• WHAT IS BEING ASKED: Identify the lines that contain the string "אירועים" and report only how many there are.

- - - -

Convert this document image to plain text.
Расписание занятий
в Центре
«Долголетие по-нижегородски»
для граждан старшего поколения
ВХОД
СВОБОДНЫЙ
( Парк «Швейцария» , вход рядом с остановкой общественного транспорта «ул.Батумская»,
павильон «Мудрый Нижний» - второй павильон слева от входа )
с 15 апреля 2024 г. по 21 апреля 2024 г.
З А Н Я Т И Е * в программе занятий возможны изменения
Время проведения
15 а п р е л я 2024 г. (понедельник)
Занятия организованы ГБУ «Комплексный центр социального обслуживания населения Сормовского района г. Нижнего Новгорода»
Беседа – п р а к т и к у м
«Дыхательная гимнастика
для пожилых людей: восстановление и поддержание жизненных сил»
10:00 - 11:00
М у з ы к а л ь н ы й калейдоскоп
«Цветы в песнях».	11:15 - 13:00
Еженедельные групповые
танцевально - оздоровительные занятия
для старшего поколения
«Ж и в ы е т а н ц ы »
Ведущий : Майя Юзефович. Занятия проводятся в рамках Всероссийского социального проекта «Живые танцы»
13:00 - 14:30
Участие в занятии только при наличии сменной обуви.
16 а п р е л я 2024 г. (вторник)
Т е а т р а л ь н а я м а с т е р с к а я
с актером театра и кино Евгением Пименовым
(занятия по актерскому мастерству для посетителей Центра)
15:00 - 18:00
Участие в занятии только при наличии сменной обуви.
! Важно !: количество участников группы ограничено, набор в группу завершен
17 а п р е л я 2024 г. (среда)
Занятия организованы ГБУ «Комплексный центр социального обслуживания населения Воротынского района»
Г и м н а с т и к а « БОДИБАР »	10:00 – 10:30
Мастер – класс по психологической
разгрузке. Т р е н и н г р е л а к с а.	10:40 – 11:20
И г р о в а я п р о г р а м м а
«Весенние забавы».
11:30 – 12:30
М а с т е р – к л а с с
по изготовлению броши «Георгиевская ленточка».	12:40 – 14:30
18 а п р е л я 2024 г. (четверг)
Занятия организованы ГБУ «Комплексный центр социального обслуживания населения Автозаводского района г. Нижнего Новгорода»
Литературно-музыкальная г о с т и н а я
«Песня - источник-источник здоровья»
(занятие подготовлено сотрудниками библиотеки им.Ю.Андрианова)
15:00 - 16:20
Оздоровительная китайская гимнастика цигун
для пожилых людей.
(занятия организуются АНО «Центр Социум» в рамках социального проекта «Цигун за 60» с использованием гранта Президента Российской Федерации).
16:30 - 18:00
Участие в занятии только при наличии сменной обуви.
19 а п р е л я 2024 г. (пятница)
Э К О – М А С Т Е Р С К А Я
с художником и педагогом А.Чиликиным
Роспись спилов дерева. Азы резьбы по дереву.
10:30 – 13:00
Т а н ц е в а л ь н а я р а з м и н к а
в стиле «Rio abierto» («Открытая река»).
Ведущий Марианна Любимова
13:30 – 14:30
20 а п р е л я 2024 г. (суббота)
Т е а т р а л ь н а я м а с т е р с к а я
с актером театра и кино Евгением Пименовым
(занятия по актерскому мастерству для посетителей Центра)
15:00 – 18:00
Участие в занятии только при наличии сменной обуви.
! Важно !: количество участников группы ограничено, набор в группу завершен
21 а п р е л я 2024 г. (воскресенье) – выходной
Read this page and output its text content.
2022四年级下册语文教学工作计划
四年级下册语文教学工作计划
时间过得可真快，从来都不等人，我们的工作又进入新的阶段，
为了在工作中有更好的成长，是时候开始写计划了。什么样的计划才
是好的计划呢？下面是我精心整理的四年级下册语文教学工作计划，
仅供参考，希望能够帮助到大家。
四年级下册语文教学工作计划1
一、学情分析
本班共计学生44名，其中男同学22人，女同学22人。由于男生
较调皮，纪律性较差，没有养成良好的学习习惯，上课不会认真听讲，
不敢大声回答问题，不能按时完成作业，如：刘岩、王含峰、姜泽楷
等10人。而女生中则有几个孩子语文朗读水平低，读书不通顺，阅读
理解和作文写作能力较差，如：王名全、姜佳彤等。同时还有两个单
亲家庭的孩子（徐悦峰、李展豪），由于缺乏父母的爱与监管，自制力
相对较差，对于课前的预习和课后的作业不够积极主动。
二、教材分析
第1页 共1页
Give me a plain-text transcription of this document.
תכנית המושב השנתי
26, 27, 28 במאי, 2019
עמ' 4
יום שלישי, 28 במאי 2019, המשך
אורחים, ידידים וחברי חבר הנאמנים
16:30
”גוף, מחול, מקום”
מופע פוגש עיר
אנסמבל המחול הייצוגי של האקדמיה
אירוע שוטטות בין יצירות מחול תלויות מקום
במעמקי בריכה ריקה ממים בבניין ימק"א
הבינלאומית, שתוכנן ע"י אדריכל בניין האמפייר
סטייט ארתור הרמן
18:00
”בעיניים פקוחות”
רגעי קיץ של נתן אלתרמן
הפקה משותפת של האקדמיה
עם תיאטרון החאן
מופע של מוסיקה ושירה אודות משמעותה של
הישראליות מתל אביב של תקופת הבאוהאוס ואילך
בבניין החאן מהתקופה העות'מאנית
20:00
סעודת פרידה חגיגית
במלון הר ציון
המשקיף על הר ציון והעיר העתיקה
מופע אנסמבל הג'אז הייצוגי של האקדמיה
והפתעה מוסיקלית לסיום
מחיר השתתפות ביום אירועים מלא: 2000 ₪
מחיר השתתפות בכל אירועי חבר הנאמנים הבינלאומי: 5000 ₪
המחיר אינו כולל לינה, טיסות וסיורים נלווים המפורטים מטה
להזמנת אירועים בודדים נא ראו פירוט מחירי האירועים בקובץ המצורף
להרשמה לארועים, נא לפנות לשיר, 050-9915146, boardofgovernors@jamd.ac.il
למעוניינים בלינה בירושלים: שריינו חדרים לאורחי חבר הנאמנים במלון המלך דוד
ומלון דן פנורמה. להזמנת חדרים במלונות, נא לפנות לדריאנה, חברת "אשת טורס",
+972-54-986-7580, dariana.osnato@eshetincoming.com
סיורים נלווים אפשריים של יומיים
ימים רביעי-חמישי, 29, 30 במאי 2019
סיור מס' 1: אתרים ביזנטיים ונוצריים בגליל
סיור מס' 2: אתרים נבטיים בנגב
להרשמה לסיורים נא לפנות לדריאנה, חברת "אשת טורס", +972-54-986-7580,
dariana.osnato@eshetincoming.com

- - - -

• CORRECT RESPONSE: 2